- [EXERCISE DIRECTIONS]: Repeat every record exactly, but keep images out of the copy.

• • • • •

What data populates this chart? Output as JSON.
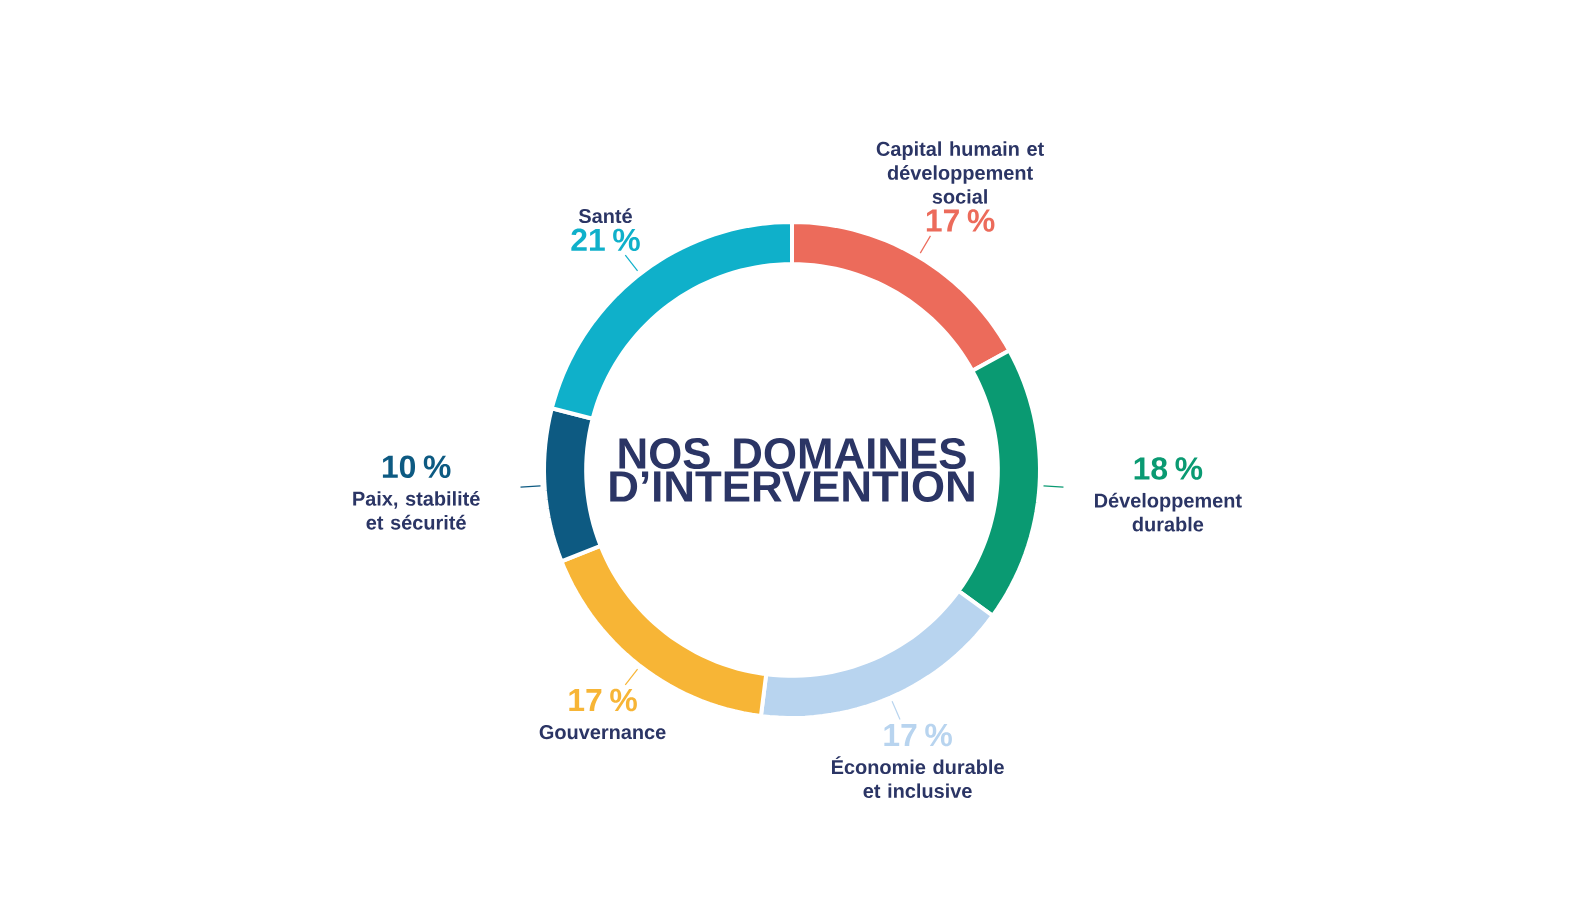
{
  "chart_data": {
    "type": "donut",
    "title": "NOS DOMAINES D’INTERVENTION",
    "categories": [
      "Capital humain et développement social",
      "Développement durable",
      "Économie durable et inclusive",
      "Gouvernance",
      "Paix, stabilité et sécurité",
      "Santé"
    ],
    "values": [
      17,
      18,
      17,
      17,
      10,
      21
    ],
    "value_labels": [
      "17 %",
      "18 %",
      "17 %",
      "17 %",
      "10 %",
      "21 %"
    ],
    "colors": [
      "#ec6b5b",
      "#0a9a72",
      "#b8d4ef",
      "#f7b536",
      "#0d5a82",
      "#0fb0ca"
    ]
  }
}
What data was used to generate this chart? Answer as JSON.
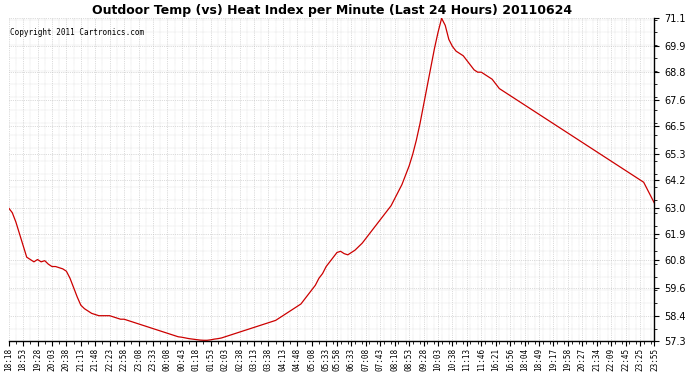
{
  "title": "Outdoor Temp (vs) Heat Index per Minute (Last 24 Hours) 20110624",
  "copyright": "Copyright 2011 Cartronics.com",
  "line_color": "#cc0000",
  "bg_color": "#ffffff",
  "grid_color": "#bbbbbb",
  "ylim": [
    57.3,
    71.1
  ],
  "yticks": [
    57.3,
    58.4,
    59.6,
    60.8,
    61.9,
    63.0,
    64.2,
    65.3,
    66.5,
    67.6,
    68.8,
    69.9,
    71.1
  ],
  "xtick_labels": [
    "18:18",
    "18:53",
    "19:28",
    "20:03",
    "20:38",
    "21:13",
    "21:48",
    "22:23",
    "22:58",
    "23:08",
    "23:33",
    "00:08",
    "00:43",
    "01:18",
    "01:53",
    "02:03",
    "02:38",
    "03:13",
    "03:38",
    "04:13",
    "04:48",
    "05:08",
    "05:33",
    "05:58",
    "06:33",
    "07:08",
    "07:43",
    "08:18",
    "08:53",
    "09:28",
    "10:03",
    "10:38",
    "11:13",
    "11:46",
    "16:21",
    "16:56",
    "18:04",
    "18:49",
    "19:17",
    "19:58",
    "20:27",
    "21:34",
    "22:09",
    "22:45",
    "23:25",
    "23:55"
  ],
  "data_y": [
    63.0,
    62.8,
    62.4,
    61.9,
    61.4,
    60.9,
    60.8,
    60.7,
    60.8,
    60.7,
    60.75,
    60.6,
    60.5,
    60.5,
    60.45,
    60.4,
    60.3,
    60.0,
    59.6,
    59.2,
    58.85,
    58.7,
    58.6,
    58.5,
    58.45,
    58.4,
    58.4,
    58.4,
    58.4,
    58.35,
    58.3,
    58.25,
    58.25,
    58.2,
    58.15,
    58.1,
    58.05,
    58.0,
    57.95,
    57.9,
    57.85,
    57.8,
    57.75,
    57.7,
    57.65,
    57.6,
    57.55,
    57.5,
    57.48,
    57.45,
    57.42,
    57.4,
    57.38,
    57.36,
    57.35,
    57.35,
    57.37,
    57.4,
    57.42,
    57.45,
    57.5,
    57.55,
    57.6,
    57.65,
    57.7,
    57.75,
    57.8,
    57.85,
    57.9,
    57.95,
    58.0,
    58.05,
    58.1,
    58.15,
    58.2,
    58.3,
    58.4,
    58.5,
    58.6,
    58.7,
    58.8,
    58.9,
    59.1,
    59.3,
    59.5,
    59.7,
    60.0,
    60.2,
    60.5,
    60.7,
    60.9,
    61.1,
    61.15,
    61.05,
    61.0,
    61.1,
    61.2,
    61.35,
    61.5,
    61.7,
    61.9,
    62.1,
    62.3,
    62.5,
    62.7,
    62.9,
    63.1,
    63.4,
    63.7,
    64.0,
    64.4,
    64.8,
    65.3,
    65.9,
    66.6,
    67.4,
    68.2,
    69.0,
    69.8,
    70.5,
    71.1,
    70.8,
    70.2,
    69.9,
    69.7,
    69.6,
    69.5,
    69.3,
    69.1,
    68.9,
    68.8,
    68.8,
    68.7,
    68.6,
    68.5,
    68.3,
    68.1,
    68.0,
    67.9,
    67.8,
    67.7,
    67.6,
    67.5,
    67.4,
    67.3,
    67.2,
    67.1,
    67.0,
    66.9,
    66.8,
    66.7,
    66.6,
    66.5,
    66.4,
    66.3,
    66.2,
    66.1,
    66.0,
    65.9,
    65.8,
    65.7,
    65.6,
    65.5,
    65.4,
    65.3,
    65.2,
    65.1,
    65.0,
    64.9,
    64.8,
    64.7,
    64.6,
    64.5,
    64.4,
    64.3,
    64.2,
    64.1,
    63.8,
    63.5,
    63.2
  ],
  "figwidth": 6.9,
  "figheight": 3.75,
  "dpi": 100
}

• • • • •

- [RESULT OF THIS TASK]:
What data populates this chart? Output as JSON.
{
  "chart_data": {
    "type": "donut",
    "title": "NOS DOMAINES D’INTERVENTION",
    "categories": [
      "Capital humain et développement social",
      "Développement durable",
      "Économie durable et inclusive",
      "Gouvernance",
      "Paix, stabilité et sécurité",
      "Santé"
    ],
    "values": [
      17,
      18,
      17,
      17,
      10,
      21
    ],
    "value_labels": [
      "17 %",
      "18 %",
      "17 %",
      "17 %",
      "10 %",
      "21 %"
    ],
    "colors": [
      "#ec6b5b",
      "#0a9a72",
      "#b8d4ef",
      "#f7b536",
      "#0d5a82",
      "#0fb0ca"
    ]
  }
}
What data was used to generate this chart? Answer as JSON.
{
  "title": "Outdoor Temp (vs) Heat Index per Minute (Last 24 Hours) 20110624",
  "copyright": "Copyright 2011 Cartronics.com",
  "line_color": "#cc0000",
  "bg_color": "#ffffff",
  "grid_color": "#bbbbbb",
  "ylim": [
    57.3,
    71.1
  ],
  "yticks": [
    57.3,
    58.4,
    59.6,
    60.8,
    61.9,
    63.0,
    64.2,
    65.3,
    66.5,
    67.6,
    68.8,
    69.9,
    71.1
  ],
  "xtick_labels": [
    "18:18",
    "18:53",
    "19:28",
    "20:03",
    "20:38",
    "21:13",
    "21:48",
    "22:23",
    "22:58",
    "23:08",
    "23:33",
    "00:08",
    "00:43",
    "01:18",
    "01:53",
    "02:03",
    "02:38",
    "03:13",
    "03:38",
    "04:13",
    "04:48",
    "05:08",
    "05:33",
    "05:58",
    "06:33",
    "07:08",
    "07:43",
    "08:18",
    "08:53",
    "09:28",
    "10:03",
    "10:38",
    "11:13",
    "11:46",
    "16:21",
    "16:56",
    "18:04",
    "18:49",
    "19:17",
    "19:58",
    "20:27",
    "21:34",
    "22:09",
    "22:45",
    "23:25",
    "23:55"
  ],
  "data_y": [
    63.0,
    62.8,
    62.4,
    61.9,
    61.4,
    60.9,
    60.8,
    60.7,
    60.8,
    60.7,
    60.75,
    60.6,
    60.5,
    60.5,
    60.45,
    60.4,
    60.3,
    60.0,
    59.6,
    59.2,
    58.85,
    58.7,
    58.6,
    58.5,
    58.45,
    58.4,
    58.4,
    58.4,
    58.4,
    58.35,
    58.3,
    58.25,
    58.25,
    58.2,
    58.15,
    58.1,
    58.05,
    58.0,
    57.95,
    57.9,
    57.85,
    57.8,
    57.75,
    57.7,
    57.65,
    57.6,
    57.55,
    57.5,
    57.48,
    57.45,
    57.42,
    57.4,
    57.38,
    57.36,
    57.35,
    57.35,
    57.37,
    57.4,
    57.42,
    57.45,
    57.5,
    57.55,
    57.6,
    57.65,
    57.7,
    57.75,
    57.8,
    57.85,
    57.9,
    57.95,
    58.0,
    58.05,
    58.1,
    58.15,
    58.2,
    58.3,
    58.4,
    58.5,
    58.6,
    58.7,
    58.8,
    58.9,
    59.1,
    59.3,
    59.5,
    59.7,
    60.0,
    60.2,
    60.5,
    60.7,
    60.9,
    61.1,
    61.15,
    61.05,
    61.0,
    61.1,
    61.2,
    61.35,
    61.5,
    61.7,
    61.9,
    62.1,
    62.3,
    62.5,
    62.7,
    62.9,
    63.1,
    63.4,
    63.7,
    64.0,
    64.4,
    64.8,
    65.3,
    65.9,
    66.6,
    67.4,
    68.2,
    69.0,
    69.8,
    70.5,
    71.1,
    70.8,
    70.2,
    69.9,
    69.7,
    69.6,
    69.5,
    69.3,
    69.1,
    68.9,
    68.8,
    68.8,
    68.7,
    68.6,
    68.5,
    68.3,
    68.1,
    68.0,
    67.9,
    67.8,
    67.7,
    67.6,
    67.5,
    67.4,
    67.3,
    67.2,
    67.1,
    67.0,
    66.9,
    66.8,
    66.7,
    66.6,
    66.5,
    66.4,
    66.3,
    66.2,
    66.1,
    66.0,
    65.9,
    65.8,
    65.7,
    65.6,
    65.5,
    65.4,
    65.3,
    65.2,
    65.1,
    65.0,
    64.9,
    64.8,
    64.7,
    64.6,
    64.5,
    64.4,
    64.3,
    64.2,
    64.1,
    63.8,
    63.5,
    63.2
  ],
  "figwidth": 6.9,
  "figheight": 3.75,
  "dpi": 100
}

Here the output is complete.